Job: Your task is to repeat all of the data exactly while excluding the pictures.

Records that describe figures
= = = =

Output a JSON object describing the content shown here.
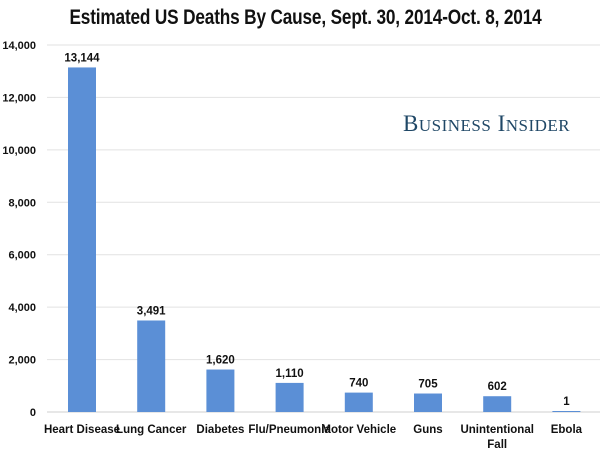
{
  "chart_data": {
    "type": "bar",
    "title": "Estimated US Deaths By Cause, Sept. 30, 2014-Oct. 8, 2014",
    "categories": [
      "Heart Disease",
      "Lung Cancer",
      "Diabetes",
      "Flu/Pneumonia",
      "Motor Vehicle",
      "Guns",
      "Unintentional Fall",
      "Ebola"
    ],
    "values": [
      13144,
      3491,
      1620,
      1110,
      740,
      705,
      602,
      1
    ],
    "data_labels": [
      "13,144",
      "3,491",
      "1,620",
      "1,110",
      "740",
      "705",
      "602",
      "1"
    ],
    "xlabel": "",
    "ylabel": "",
    "ylim": [
      0,
      14000
    ],
    "yticks": [
      0,
      2000,
      4000,
      6000,
      8000,
      10000,
      12000,
      14000
    ],
    "ytick_labels": [
      "0",
      "2,000",
      "4,000",
      "6,000",
      "8,000",
      "10,000",
      "12,000",
      "14,000"
    ],
    "grid": true,
    "bar_color": "#5b8fd6",
    "grid_color": "#e2e2e2"
  },
  "watermark": {
    "text": "Business Insider",
    "color": "#1f4766"
  }
}
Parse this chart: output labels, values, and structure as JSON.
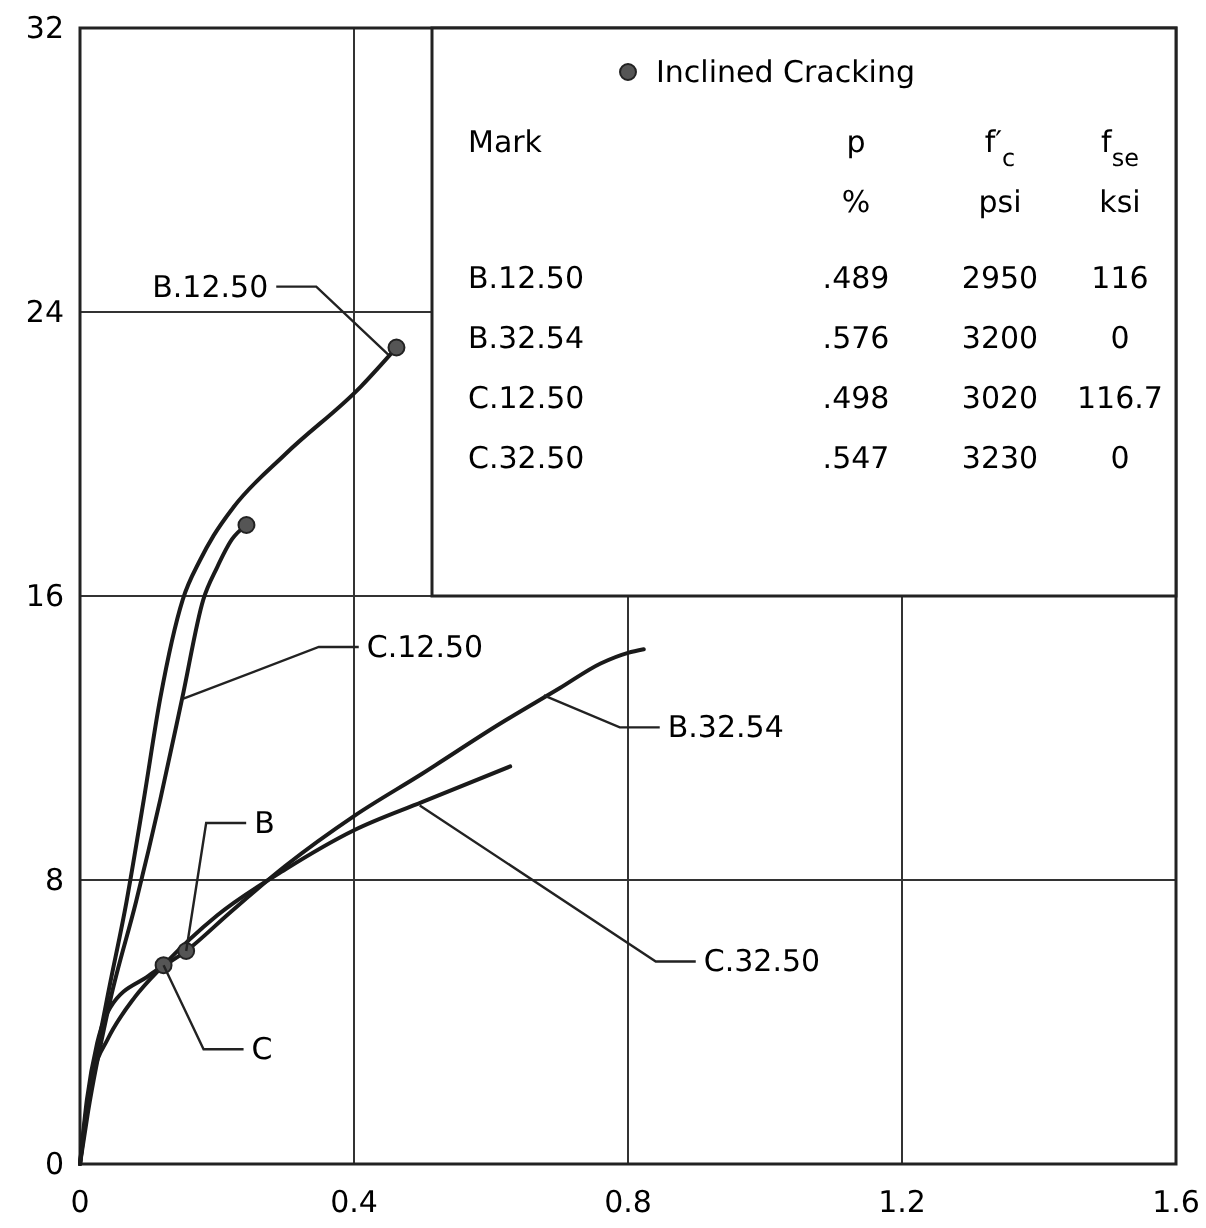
{
  "chart_data": {
    "type": "line",
    "xlim": [
      0,
      1.6
    ],
    "ylim": [
      0,
      32
    ],
    "xticks": [
      0,
      0.4,
      0.8,
      1.2,
      1.6
    ],
    "yticks": [
      0,
      8,
      16,
      24,
      32
    ],
    "grid": true,
    "legend": "top right",
    "line_style": "solid",
    "series": [
      {
        "color": "#1a1a1a",
        "x": [
          0,
          0.01,
          0.039,
          0.068,
          0.093,
          0.117,
          0.15,
          0.175,
          0.195,
          0.224,
          0.3,
          0.41,
          0.462
        ],
        "values": [
          0,
          1.5,
          4.6,
          7.4,
          10.25,
          13.1,
          15.9,
          17.0,
          17.7,
          18.5,
          20.0,
          21.9,
          23.0
        ]
      },
      {
        "color": "#1a1a1a",
        "x": [
          0,
          0.012,
          0.044,
          0.082,
          0.117,
          0.149,
          0.18,
          0.2,
          0.222,
          0.243
        ],
        "values": [
          0,
          1.5,
          4.6,
          7.4,
          10.25,
          13.1,
          15.9,
          16.8,
          17.6,
          18.0
        ]
      },
      {
        "color": "#1a1a1a",
        "x": [
          0,
          0.01,
          0.025,
          0.044,
          0.1,
          0.155,
          0.22,
          0.3,
          0.4,
          0.5,
          0.613,
          0.7,
          0.76,
          0.8,
          0.823
        ],
        "values": [
          0,
          1.8,
          3.4,
          4.4,
          5.3,
          6.0,
          7.1,
          8.4,
          9.8,
          11.0,
          12.4,
          13.4,
          14.1,
          14.4,
          14.5
        ]
      },
      {
        "color": "#1a1a1a",
        "x": [
          0,
          0.01,
          0.02,
          0.04,
          0.08,
          0.122,
          0.2,
          0.3,
          0.4,
          0.5,
          0.628
        ],
        "values": [
          0,
          1.6,
          2.6,
          3.5,
          4.7,
          5.6,
          7.0,
          8.3,
          9.4,
          10.2,
          11.2
        ]
      },
      {
        "type": "scatter",
        "name": "Inclined Cracking",
        "color": "#555555",
        "marker": "circle",
        "x": [
          0.462,
          0.243,
          0.155,
          0.122
        ],
        "values": [
          23.0,
          18.0,
          6.0,
          5.6
        ]
      }
    ],
    "annotations": [
      {
        "text": "B.12.50",
        "x": 0.45,
        "y": 22.8
      },
      {
        "text": "C.12.50",
        "x": 0.15,
        "y": 13.1
      },
      {
        "text": "B",
        "x": 0.155,
        "y": 6.0
      },
      {
        "text": "C",
        "x": 0.122,
        "y": 5.6
      },
      {
        "text": "B.32.54",
        "x": 0.677,
        "y": 13.2
      },
      {
        "text": "C.32.50",
        "x": 0.496,
        "y": 10.1
      },
      "Mark",
      "p",
      "f′$_{c}$",
      "f$_{se}$",
      "%",
      "psi",
      "ksi",
      "B.12.50",
      ".489",
      "2950",
      "116",
      "B.32.54",
      ".576",
      "3200",
      "0",
      "C.12.50",
      ".498",
      "3020",
      "116.7",
      "C.32.50",
      ".547",
      "3230",
      "0"
    ]
  }
}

= = = =

Written reply:
Output a JSON object describing the content shown here.
{
  "chart_data": {
    "type": "bar",
    "title": "Estimated US Deaths By Cause, Sept. 30, 2014-Oct. 8, 2014",
    "categories": [
      "Heart Disease",
      "Lung Cancer",
      "Diabetes",
      "Flu/Pneumonia",
      "Motor Vehicle",
      "Guns",
      "Unintentional Fall",
      "Ebola"
    ],
    "values": [
      13144,
      3491,
      1620,
      1110,
      740,
      705,
      602,
      1
    ],
    "data_labels": [
      "13,144",
      "3,491",
      "1,620",
      "1,110",
      "740",
      "705",
      "602",
      "1"
    ],
    "xlabel": "",
    "ylabel": "",
    "ylim": [
      0,
      14000
    ],
    "yticks": [
      0,
      2000,
      4000,
      6000,
      8000,
      10000,
      12000,
      14000
    ],
    "ytick_labels": [
      "0",
      "2,000",
      "4,000",
      "6,000",
      "8,000",
      "10,000",
      "12,000",
      "14,000"
    ],
    "grid": true,
    "bar_color": "#5b8fd6",
    "grid_color": "#e2e2e2"
  },
  "watermark": {
    "text": "Business Insider",
    "color": "#1f4766"
  }
}
Parse this chart: output labels, values, and structure as JSON.
{
  "chart_data": {
    "type": "line",
    "xlim": [
      0,
      1.6
    ],
    "ylim": [
      0,
      32
    ],
    "xticks": [
      0,
      0.4,
      0.8,
      1.2,
      1.6
    ],
    "yticks": [
      0,
      8,
      16,
      24,
      32
    ],
    "grid": true,
    "legend": "top right",
    "line_style": "solid",
    "series": [
      {
        "color": "#1a1a1a",
        "x": [
          0,
          0.01,
          0.039,
          0.068,
          0.093,
          0.117,
          0.15,
          0.175,
          0.195,
          0.224,
          0.3,
          0.41,
          0.462
        ],
        "values": [
          0,
          1.5,
          4.6,
          7.4,
          10.25,
          13.1,
          15.9,
          17.0,
          17.7,
          18.5,
          20.0,
          21.9,
          23.0
        ]
      },
      {
        "color": "#1a1a1a",
        "x": [
          0,
          0.012,
          0.044,
          0.082,
          0.117,
          0.149,
          0.18,
          0.2,
          0.222,
          0.243
        ],
        "values": [
          0,
          1.5,
          4.6,
          7.4,
          10.25,
          13.1,
          15.9,
          16.8,
          17.6,
          18.0
        ]
      },
      {
        "color": "#1a1a1a",
        "x": [
          0,
          0.01,
          0.025,
          0.044,
          0.1,
          0.155,
          0.22,
          0.3,
          0.4,
          0.5,
          0.613,
          0.7,
          0.76,
          0.8,
          0.823
        ],
        "values": [
          0,
          1.8,
          3.4,
          4.4,
          5.3,
          6.0,
          7.1,
          8.4,
          9.8,
          11.0,
          12.4,
          13.4,
          14.1,
          14.4,
          14.5
        ]
      },
      {
        "color": "#1a1a1a",
        "x": [
          0,
          0.01,
          0.02,
          0.04,
          0.08,
          0.122,
          0.2,
          0.3,
          0.4,
          0.5,
          0.628
        ],
        "values": [
          0,
          1.6,
          2.6,
          3.5,
          4.7,
          5.6,
          7.0,
          8.3,
          9.4,
          10.2,
          11.2
        ]
      },
      {
        "type": "scatter",
        "name": "Inclined Cracking",
        "color": "#555555",
        "marker": "circle",
        "x": [
          0.462,
          0.243,
          0.155,
          0.122
        ],
        "values": [
          23.0,
          18.0,
          6.0,
          5.6
        ]
      }
    ],
    "annotations": [
      {
        "text": "B.12.50",
        "x": 0.45,
        "y": 22.8
      },
      {
        "text": "C.12.50",
        "x": 0.15,
        "y": 13.1
      },
      {
        "text": "B",
        "x": 0.155,
        "y": 6.0
      },
      {
        "text": "C",
        "x": 0.122,
        "y": 5.6
      },
      {
        "text": "B.32.54",
        "x": 0.677,
        "y": 13.2
      },
      {
        "text": "C.32.50",
        "x": 0.496,
        "y": 10.1
      },
      "Mark",
      "p",
      "f′$_{c}$",
      "f$_{se}$",
      "%",
      "psi",
      "ksi",
      "B.12.50",
      ".489",
      "2950",
      "116",
      "B.32.54",
      ".576",
      "3200",
      "0",
      "C.12.50",
      ".498",
      "3020",
      "116.7",
      "C.32.50",
      ".547",
      "3230",
      "0"
    ]
  }
}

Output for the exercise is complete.